**Set problem:** Print the records again, character for character.

**Entries with figure data:**
-.-.-
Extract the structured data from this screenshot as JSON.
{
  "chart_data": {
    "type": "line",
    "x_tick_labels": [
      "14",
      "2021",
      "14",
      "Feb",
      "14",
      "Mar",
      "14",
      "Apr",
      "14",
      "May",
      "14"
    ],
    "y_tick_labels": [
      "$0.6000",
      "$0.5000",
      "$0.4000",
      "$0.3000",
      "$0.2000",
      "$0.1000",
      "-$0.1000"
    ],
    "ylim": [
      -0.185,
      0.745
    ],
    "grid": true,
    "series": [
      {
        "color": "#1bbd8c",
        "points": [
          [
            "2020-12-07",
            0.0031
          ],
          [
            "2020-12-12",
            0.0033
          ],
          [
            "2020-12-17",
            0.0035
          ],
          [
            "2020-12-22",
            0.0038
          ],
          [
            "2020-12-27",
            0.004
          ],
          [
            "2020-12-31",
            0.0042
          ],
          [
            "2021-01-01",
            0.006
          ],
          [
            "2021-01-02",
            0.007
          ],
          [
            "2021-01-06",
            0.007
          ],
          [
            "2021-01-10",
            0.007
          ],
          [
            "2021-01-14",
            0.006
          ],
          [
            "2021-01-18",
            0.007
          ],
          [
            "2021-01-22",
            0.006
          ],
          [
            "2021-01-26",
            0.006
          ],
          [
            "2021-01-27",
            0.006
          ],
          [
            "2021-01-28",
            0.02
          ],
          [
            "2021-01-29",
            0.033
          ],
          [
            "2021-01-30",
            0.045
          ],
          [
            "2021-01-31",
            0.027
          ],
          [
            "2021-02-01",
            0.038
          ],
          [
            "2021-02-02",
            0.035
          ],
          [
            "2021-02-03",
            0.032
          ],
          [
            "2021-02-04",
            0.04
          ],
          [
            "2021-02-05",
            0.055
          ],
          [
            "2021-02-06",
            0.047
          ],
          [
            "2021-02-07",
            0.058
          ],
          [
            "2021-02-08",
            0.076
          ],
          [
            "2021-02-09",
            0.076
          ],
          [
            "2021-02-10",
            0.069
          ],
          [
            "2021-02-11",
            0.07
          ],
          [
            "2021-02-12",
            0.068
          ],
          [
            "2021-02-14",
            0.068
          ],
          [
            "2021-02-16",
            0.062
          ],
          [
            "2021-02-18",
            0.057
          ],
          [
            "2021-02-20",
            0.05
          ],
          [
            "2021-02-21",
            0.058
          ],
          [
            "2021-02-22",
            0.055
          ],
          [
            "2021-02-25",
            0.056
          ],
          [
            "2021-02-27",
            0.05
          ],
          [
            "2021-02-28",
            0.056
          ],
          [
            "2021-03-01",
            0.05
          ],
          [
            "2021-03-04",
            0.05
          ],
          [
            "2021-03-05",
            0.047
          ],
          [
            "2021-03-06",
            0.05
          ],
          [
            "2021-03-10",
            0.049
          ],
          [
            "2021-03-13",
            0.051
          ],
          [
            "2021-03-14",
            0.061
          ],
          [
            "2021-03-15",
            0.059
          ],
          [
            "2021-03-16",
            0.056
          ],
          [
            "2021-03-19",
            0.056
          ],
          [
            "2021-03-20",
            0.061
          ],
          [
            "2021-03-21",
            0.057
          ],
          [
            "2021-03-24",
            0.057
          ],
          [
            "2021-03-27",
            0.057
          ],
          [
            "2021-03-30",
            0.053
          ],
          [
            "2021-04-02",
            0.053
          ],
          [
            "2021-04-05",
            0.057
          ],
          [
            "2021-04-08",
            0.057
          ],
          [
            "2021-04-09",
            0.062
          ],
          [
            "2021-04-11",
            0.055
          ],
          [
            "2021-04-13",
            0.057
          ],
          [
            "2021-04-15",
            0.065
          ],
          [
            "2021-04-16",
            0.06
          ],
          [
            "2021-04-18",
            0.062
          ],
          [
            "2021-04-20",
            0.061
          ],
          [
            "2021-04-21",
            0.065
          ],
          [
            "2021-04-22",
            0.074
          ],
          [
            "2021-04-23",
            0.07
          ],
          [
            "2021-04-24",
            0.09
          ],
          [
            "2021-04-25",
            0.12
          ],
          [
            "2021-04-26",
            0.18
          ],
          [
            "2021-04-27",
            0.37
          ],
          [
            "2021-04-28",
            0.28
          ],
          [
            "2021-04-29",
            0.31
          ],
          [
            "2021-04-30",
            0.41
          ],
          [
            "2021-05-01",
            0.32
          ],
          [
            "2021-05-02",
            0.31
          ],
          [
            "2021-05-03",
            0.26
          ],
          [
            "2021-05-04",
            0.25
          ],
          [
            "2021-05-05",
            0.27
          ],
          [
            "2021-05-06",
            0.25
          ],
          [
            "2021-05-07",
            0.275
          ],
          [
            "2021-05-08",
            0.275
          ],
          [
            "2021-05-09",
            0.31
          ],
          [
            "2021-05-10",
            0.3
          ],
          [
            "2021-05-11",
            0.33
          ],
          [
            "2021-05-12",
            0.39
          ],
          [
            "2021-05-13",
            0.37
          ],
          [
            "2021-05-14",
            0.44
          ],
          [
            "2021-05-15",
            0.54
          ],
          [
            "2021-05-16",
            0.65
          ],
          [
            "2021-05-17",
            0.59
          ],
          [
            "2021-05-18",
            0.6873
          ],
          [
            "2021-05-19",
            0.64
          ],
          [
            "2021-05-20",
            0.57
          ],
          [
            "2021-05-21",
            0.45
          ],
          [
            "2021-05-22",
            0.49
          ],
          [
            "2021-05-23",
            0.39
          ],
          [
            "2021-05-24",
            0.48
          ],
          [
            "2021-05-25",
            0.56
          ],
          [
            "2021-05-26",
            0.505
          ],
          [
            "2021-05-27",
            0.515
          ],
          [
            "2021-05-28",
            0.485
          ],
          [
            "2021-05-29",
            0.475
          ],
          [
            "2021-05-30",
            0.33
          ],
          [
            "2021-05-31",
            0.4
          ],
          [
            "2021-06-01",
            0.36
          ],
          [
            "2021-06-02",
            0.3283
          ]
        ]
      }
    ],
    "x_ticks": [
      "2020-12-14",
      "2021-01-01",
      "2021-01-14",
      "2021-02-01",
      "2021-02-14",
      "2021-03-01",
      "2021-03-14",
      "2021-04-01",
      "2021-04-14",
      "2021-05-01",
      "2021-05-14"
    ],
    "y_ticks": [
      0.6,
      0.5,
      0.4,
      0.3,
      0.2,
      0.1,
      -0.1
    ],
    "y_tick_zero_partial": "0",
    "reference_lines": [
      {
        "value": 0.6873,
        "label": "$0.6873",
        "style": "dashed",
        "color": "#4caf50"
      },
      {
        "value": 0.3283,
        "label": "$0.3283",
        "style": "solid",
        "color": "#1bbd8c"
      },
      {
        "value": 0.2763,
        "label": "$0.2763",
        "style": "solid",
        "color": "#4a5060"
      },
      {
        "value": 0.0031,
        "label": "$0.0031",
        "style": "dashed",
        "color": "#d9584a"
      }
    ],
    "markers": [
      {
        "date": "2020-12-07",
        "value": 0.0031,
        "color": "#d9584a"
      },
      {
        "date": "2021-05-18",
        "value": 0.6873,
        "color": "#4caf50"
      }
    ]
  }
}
-.-.-
**Solution below:**
Extract the structured data from this screenshot as JSON.
{
  "chart_data": {
    "type": "line",
    "x_tick_labels": [
      "14",
      "2021",
      "14",
      "Feb",
      "14",
      "Mar",
      "14",
      "Apr",
      "14",
      "May",
      "14"
    ],
    "y_tick_labels": [
      "$0.6000",
      "$0.5000",
      "$0.4000",
      "$0.3000",
      "$0.2000",
      "$0.1000",
      "-$0.1000"
    ],
    "ylim": [
      -0.185,
      0.745
    ],
    "grid": true,
    "series": [
      {
        "color": "#1bbd8c",
        "points": [
          [
            "2020-12-07",
            0.0031
          ],
          [
            "2020-12-12",
            0.0033
          ],
          [
            "2020-12-17",
            0.0035
          ],
          [
            "2020-12-22",
            0.0038
          ],
          [
            "2020-12-27",
            0.004
          ],
          [
            "2020-12-31",
            0.0042
          ],
          [
            "2021-01-01",
            0.006
          ],
          [
            "2021-01-02",
            0.007
          ],
          [
            "2021-01-06",
            0.007
          ],
          [
            "2021-01-10",
            0.007
          ],
          [
            "2021-01-14",
            0.006
          ],
          [
            "2021-01-18",
            0.007
          ],
          [
            "2021-01-22",
            0.006
          ],
          [
            "2021-01-26",
            0.006
          ],
          [
            "2021-01-27",
            0.006
          ],
          [
            "2021-01-28",
            0.02
          ],
          [
            "2021-01-29",
            0.033
          ],
          [
            "2021-01-30",
            0.045
          ],
          [
            "2021-01-31",
            0.027
          ],
          [
            "2021-02-01",
            0.038
          ],
          [
            "2021-02-02",
            0.035
          ],
          [
            "2021-02-03",
            0.032
          ],
          [
            "2021-02-04",
            0.04
          ],
          [
            "2021-02-05",
            0.055
          ],
          [
            "2021-02-06",
            0.047
          ],
          [
            "2021-02-07",
            0.058
          ],
          [
            "2021-02-08",
            0.076
          ],
          [
            "2021-02-09",
            0.076
          ],
          [
            "2021-02-10",
            0.069
          ],
          [
            "2021-02-11",
            0.07
          ],
          [
            "2021-02-12",
            0.068
          ],
          [
            "2021-02-14",
            0.068
          ],
          [
            "2021-02-16",
            0.062
          ],
          [
            "2021-02-18",
            0.057
          ],
          [
            "2021-02-20",
            0.05
          ],
          [
            "2021-02-21",
            0.058
          ],
          [
            "2021-02-22",
            0.055
          ],
          [
            "2021-02-25",
            0.056
          ],
          [
            "2021-02-27",
            0.05
          ],
          [
            "2021-02-28",
            0.056
          ],
          [
            "2021-03-01",
            0.05
          ],
          [
            "2021-03-04",
            0.05
          ],
          [
            "2021-03-05",
            0.047
          ],
          [
            "2021-03-06",
            0.05
          ],
          [
            "2021-03-10",
            0.049
          ],
          [
            "2021-03-13",
            0.051
          ],
          [
            "2021-03-14",
            0.061
          ],
          [
            "2021-03-15",
            0.059
          ],
          [
            "2021-03-16",
            0.056
          ],
          [
            "2021-03-19",
            0.056
          ],
          [
            "2021-03-20",
            0.061
          ],
          [
            "2021-03-21",
            0.057
          ],
          [
            "2021-03-24",
            0.057
          ],
          [
            "2021-03-27",
            0.057
          ],
          [
            "2021-03-30",
            0.053
          ],
          [
            "2021-04-02",
            0.053
          ],
          [
            "2021-04-05",
            0.057
          ],
          [
            "2021-04-08",
            0.057
          ],
          [
            "2021-04-09",
            0.062
          ],
          [
            "2021-04-11",
            0.055
          ],
          [
            "2021-04-13",
            0.057
          ],
          [
            "2021-04-15",
            0.065
          ],
          [
            "2021-04-16",
            0.06
          ],
          [
            "2021-04-18",
            0.062
          ],
          [
            "2021-04-20",
            0.061
          ],
          [
            "2021-04-21",
            0.065
          ],
          [
            "2021-04-22",
            0.074
          ],
          [
            "2021-04-23",
            0.07
          ],
          [
            "2021-04-24",
            0.09
          ],
          [
            "2021-04-25",
            0.12
          ],
          [
            "2021-04-26",
            0.18
          ],
          [
            "2021-04-27",
            0.37
          ],
          [
            "2021-04-28",
            0.28
          ],
          [
            "2021-04-29",
            0.31
          ],
          [
            "2021-04-30",
            0.41
          ],
          [
            "2021-05-01",
            0.32
          ],
          [
            "2021-05-02",
            0.31
          ],
          [
            "2021-05-03",
            0.26
          ],
          [
            "2021-05-04",
            0.25
          ],
          [
            "2021-05-05",
            0.27
          ],
          [
            "2021-05-06",
            0.25
          ],
          [
            "2021-05-07",
            0.275
          ],
          [
            "2021-05-08",
            0.275
          ],
          [
            "2021-05-09",
            0.31
          ],
          [
            "2021-05-10",
            0.3
          ],
          [
            "2021-05-11",
            0.33
          ],
          [
            "2021-05-12",
            0.39
          ],
          [
            "2021-05-13",
            0.37
          ],
          [
            "2021-05-14",
            0.44
          ],
          [
            "2021-05-15",
            0.54
          ],
          [
            "2021-05-16",
            0.65
          ],
          [
            "2021-05-17",
            0.59
          ],
          [
            "2021-05-18",
            0.6873
          ],
          [
            "2021-05-19",
            0.64
          ],
          [
            "2021-05-20",
            0.57
          ],
          [
            "2021-05-21",
            0.45
          ],
          [
            "2021-05-22",
            0.49
          ],
          [
            "2021-05-23",
            0.39
          ],
          [
            "2021-05-24",
            0.48
          ],
          [
            "2021-05-25",
            0.56
          ],
          [
            "2021-05-26",
            0.505
          ],
          [
            "2021-05-27",
            0.515
          ],
          [
            "2021-05-28",
            0.485
          ],
          [
            "2021-05-29",
            0.475
          ],
          [
            "2021-05-30",
            0.33
          ],
          [
            "2021-05-31",
            0.4
          ],
          [
            "2021-06-01",
            0.36
          ],
          [
            "2021-06-02",
            0.3283
          ]
        ]
      }
    ],
    "x_ticks": [
      "2020-12-14",
      "2021-01-01",
      "2021-01-14",
      "2021-02-01",
      "2021-02-14",
      "2021-03-01",
      "2021-03-14",
      "2021-04-01",
      "2021-04-14",
      "2021-05-01",
      "2021-05-14"
    ],
    "y_ticks": [
      0.6,
      0.5,
      0.4,
      0.3,
      0.2,
      0.1,
      -0.1
    ],
    "y_tick_zero_partial": "0",
    "reference_lines": [
      {
        "value": 0.6873,
        "label": "$0.6873",
        "style": "dashed",
        "color": "#4caf50"
      },
      {
        "value": 0.3283,
        "label": "$0.3283",
        "style": "solid",
        "color": "#1bbd8c"
      },
      {
        "value": 0.2763,
        "label": "$0.2763",
        "style": "solid",
        "color": "#4a5060"
      },
      {
        "value": 0.0031,
        "label": "$0.0031",
        "style": "dashed",
        "color": "#d9584a"
      }
    ],
    "markers": [
      {
        "date": "2020-12-07",
        "value": 0.0031,
        "color": "#d9584a"
      },
      {
        "date": "2021-05-18",
        "value": 0.6873,
        "color": "#4caf50"
      }
    ]
  }
}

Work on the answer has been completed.